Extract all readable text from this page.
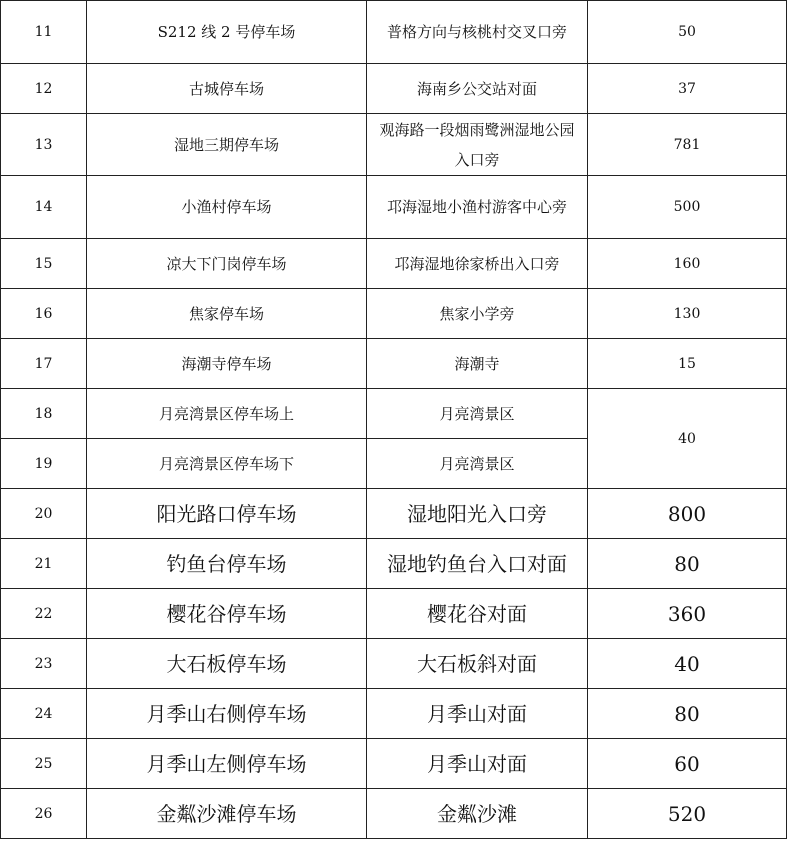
11	S212 线 2 号停车场	普格方向与核桃村交叉口旁	50
12	古城停车场	海南乡公交站对面	37
13	湿地三期停车场	观海路一段烟雨鹭洲湿地公园入口旁	781
14	小渔村停车场	邛海湿地小渔村游客中心旁	500
15	凉大下门岗停车场	邛海湿地徐家桥出入口旁	160
16	焦家停车场	焦家小学旁	130
17	海潮寺停车场	海潮寺	15
18	月亮湾景区停车场上	月亮湾景区	40
19	月亮湾景区停车场下	月亮湾景区	
20	阳光路口停车场	湿地阳光入口旁	800
21	钓鱼台停车场	湿地钓鱼台入口对面	80
22	樱花谷停车场	樱花谷对面	360
23	大石板停车场	大石板斜对面	40
24	月季山右侧停车场	月季山对面	80
25	月季山左侧停车场	月季山对面	60
26	金粼沙滩停车场	金粼沙滩	520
——————————
• GIVEN PROBLEM:
Leave out the pictures and copy the rest of the material above exactly.

• THE ANSWER:
Extract all readable text from this page.
11	S212 线 2 号停车场	普格方向与核桃村交叉口旁	50
12	古城停车场	海南乡公交站对面	37
13	湿地三期停车场	观海路一段烟雨鹭洲湿地公园入口旁	781
14	小渔村停车场	邛海湿地小渔村游客中心旁	500
15	凉大下门岗停车场	邛海湿地徐家桥出入口旁	160
16	焦家停车场	焦家小学旁	130
17	海潮寺停车场	海潮寺	15
18	月亮湾景区停车场上	月亮湾景区	40
19	月亮湾景区停车场下	月亮湾景区	
20	阳光路口停车场	湿地阳光入口旁	800
21	钓鱼台停车场	湿地钓鱼台入口对面	80
22	樱花谷停车场	樱花谷对面	360
23	大石板停车场	大石板斜对面	40
24	月季山右侧停车场	月季山对面	80
25	月季山左侧停车场	月季山对面	60
26	金粼沙滩停车场	金粼沙滩	520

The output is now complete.